**Job**
Report how many lines hold the word "زیاران"; answer with the number alone.

━━━━━━━━━━━━━━━━━━━━

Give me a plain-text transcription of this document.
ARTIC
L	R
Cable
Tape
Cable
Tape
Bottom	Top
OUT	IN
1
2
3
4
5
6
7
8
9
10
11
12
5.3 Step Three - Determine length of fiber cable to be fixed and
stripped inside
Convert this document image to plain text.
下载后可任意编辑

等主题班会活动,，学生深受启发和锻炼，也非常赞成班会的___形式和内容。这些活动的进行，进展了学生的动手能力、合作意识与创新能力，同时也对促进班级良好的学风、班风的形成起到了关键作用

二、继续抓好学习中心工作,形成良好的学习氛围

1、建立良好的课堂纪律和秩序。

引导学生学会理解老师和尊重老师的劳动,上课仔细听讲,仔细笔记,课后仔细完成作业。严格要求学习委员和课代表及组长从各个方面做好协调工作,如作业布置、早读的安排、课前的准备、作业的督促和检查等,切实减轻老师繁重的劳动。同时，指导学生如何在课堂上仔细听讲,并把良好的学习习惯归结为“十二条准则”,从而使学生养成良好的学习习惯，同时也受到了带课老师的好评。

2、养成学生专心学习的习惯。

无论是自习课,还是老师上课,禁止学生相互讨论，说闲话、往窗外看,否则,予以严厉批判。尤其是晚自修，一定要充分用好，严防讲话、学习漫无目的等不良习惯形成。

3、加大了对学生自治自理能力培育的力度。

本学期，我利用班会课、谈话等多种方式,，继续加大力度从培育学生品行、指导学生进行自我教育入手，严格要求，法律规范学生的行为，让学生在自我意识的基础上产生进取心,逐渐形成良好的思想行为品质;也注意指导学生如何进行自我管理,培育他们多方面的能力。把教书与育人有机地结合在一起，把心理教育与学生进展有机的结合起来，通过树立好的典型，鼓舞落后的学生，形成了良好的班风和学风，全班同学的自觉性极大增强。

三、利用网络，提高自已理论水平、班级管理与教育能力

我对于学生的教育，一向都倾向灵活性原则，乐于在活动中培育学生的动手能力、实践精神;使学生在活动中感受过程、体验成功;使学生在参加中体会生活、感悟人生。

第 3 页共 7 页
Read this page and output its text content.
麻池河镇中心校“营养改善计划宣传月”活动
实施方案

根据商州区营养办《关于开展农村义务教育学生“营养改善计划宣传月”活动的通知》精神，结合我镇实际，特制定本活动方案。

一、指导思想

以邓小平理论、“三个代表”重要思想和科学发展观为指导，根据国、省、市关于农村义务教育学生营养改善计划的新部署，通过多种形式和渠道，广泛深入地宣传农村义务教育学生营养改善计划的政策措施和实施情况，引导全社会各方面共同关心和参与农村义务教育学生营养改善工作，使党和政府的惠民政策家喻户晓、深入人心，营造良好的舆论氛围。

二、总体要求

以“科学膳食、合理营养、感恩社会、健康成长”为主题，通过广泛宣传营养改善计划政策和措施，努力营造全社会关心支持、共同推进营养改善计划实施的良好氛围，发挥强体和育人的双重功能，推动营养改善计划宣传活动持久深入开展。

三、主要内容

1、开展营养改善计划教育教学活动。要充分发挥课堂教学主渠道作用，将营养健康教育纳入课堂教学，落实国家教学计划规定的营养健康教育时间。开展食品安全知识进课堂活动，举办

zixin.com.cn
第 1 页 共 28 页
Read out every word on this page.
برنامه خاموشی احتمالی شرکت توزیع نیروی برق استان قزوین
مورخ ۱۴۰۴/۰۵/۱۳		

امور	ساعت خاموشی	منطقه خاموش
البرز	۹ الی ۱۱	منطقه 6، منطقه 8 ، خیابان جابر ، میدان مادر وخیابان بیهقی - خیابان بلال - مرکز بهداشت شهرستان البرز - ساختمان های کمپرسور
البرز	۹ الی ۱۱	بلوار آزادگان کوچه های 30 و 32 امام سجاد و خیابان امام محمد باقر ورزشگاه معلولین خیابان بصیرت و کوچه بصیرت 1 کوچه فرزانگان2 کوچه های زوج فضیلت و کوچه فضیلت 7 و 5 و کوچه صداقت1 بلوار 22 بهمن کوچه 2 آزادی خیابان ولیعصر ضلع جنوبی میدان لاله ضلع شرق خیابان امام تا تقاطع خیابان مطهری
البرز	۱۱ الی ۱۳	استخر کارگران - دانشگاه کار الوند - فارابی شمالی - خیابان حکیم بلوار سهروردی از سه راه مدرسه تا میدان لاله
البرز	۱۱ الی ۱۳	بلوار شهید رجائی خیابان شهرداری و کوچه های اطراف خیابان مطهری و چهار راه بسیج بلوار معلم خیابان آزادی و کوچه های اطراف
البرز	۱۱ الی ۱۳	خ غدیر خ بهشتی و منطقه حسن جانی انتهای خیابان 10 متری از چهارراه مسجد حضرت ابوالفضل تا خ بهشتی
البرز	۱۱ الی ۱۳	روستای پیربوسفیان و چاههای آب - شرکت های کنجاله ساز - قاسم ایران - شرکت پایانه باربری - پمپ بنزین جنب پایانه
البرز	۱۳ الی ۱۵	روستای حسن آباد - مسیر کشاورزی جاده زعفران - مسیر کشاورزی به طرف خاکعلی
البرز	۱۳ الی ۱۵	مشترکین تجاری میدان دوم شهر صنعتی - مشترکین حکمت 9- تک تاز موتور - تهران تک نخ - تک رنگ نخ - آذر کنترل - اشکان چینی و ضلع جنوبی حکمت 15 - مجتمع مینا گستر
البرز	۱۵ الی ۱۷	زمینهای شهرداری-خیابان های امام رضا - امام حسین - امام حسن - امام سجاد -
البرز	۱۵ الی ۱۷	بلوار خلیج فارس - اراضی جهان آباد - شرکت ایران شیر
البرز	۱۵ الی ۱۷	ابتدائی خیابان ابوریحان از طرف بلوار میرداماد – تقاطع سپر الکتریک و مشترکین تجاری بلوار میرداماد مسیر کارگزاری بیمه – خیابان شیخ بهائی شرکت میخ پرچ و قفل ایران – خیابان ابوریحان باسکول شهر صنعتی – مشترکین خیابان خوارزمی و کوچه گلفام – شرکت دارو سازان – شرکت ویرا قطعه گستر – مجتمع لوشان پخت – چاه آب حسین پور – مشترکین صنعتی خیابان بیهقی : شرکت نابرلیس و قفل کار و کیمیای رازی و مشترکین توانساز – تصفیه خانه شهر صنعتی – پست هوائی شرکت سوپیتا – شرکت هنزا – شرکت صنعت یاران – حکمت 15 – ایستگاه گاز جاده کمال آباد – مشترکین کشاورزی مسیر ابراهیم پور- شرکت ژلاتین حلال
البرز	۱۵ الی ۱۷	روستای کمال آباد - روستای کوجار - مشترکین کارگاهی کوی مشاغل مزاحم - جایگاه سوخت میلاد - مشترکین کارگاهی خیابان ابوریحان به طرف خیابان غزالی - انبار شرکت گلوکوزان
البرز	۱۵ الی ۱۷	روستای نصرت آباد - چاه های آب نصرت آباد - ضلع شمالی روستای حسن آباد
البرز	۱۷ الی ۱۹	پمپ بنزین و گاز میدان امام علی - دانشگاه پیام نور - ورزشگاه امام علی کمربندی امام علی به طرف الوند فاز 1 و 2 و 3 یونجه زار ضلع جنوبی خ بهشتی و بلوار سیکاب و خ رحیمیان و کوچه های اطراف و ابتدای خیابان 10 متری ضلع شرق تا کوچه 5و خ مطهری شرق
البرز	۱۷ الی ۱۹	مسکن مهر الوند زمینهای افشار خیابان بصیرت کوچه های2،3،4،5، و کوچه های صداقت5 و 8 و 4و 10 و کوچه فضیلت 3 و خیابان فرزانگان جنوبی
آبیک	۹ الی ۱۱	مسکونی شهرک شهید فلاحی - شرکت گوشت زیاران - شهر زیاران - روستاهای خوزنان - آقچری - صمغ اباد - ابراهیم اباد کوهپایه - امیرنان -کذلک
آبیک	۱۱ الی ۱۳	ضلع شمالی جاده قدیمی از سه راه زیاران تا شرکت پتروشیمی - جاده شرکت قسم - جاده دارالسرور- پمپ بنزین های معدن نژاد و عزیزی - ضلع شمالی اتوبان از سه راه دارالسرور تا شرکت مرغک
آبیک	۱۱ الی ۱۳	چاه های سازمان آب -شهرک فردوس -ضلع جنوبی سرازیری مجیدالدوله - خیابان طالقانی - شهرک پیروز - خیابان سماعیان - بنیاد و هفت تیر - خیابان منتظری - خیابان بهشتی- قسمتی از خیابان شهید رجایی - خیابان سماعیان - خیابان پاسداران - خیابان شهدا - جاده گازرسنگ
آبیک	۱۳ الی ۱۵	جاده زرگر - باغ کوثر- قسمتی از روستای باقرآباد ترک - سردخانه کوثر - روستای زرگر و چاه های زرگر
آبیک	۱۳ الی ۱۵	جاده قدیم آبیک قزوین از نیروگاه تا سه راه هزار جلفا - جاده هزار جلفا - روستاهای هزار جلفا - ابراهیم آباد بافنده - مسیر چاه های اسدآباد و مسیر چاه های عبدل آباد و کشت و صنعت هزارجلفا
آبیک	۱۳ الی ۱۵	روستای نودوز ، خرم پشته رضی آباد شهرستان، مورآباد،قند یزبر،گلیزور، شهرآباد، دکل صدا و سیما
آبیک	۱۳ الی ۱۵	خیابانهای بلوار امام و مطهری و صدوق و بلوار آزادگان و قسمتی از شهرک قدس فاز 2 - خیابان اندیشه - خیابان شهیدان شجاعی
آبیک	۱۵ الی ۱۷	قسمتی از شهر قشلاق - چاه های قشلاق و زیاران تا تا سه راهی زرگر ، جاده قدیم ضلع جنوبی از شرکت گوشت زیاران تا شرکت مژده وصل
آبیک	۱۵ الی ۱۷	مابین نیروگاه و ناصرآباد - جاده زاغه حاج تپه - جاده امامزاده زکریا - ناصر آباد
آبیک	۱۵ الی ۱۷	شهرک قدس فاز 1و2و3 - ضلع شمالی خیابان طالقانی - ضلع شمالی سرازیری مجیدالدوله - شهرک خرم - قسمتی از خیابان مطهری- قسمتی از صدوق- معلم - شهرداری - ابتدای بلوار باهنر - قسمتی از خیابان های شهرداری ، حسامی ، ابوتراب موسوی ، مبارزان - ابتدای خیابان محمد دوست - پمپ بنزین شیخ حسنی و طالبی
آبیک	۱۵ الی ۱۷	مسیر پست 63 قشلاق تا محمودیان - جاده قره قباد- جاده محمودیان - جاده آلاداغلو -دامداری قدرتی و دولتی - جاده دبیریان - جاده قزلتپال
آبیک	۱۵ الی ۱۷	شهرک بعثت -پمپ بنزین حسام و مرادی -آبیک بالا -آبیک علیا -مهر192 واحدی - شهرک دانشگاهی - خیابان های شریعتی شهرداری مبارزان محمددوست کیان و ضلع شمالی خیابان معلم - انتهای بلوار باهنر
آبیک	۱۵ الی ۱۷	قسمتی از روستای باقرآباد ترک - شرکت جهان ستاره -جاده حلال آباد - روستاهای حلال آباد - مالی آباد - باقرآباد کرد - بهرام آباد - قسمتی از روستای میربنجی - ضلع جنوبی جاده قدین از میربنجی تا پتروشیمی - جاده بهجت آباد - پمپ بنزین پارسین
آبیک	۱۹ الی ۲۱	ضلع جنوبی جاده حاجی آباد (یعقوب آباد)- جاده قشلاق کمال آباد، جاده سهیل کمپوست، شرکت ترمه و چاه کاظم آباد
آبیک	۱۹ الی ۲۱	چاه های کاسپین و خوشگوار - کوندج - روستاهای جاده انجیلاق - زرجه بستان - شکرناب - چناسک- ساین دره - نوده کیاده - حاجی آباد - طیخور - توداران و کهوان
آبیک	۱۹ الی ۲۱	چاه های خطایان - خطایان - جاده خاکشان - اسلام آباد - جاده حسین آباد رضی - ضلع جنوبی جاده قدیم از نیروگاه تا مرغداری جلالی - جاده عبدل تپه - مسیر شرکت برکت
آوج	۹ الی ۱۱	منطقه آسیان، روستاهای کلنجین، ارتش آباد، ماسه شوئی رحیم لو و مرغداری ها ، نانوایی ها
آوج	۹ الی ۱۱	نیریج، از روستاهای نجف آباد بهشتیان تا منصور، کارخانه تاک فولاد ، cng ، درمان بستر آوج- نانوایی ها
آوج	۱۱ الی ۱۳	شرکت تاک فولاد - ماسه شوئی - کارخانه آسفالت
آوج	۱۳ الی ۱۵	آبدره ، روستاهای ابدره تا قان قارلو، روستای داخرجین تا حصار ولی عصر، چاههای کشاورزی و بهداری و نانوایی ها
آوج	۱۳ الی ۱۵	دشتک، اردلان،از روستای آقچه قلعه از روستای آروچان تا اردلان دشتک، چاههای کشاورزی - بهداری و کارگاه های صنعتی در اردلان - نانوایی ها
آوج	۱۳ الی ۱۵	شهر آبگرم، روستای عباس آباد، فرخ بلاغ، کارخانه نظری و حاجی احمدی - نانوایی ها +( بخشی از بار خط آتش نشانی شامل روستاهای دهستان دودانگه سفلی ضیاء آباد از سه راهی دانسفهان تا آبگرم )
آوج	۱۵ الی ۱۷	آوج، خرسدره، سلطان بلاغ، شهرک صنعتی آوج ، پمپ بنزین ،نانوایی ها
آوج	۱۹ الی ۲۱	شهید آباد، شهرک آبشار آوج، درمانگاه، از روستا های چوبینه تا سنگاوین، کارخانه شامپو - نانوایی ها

━━━━━━━━━━━━━━━━━━━━

**Correct response**
3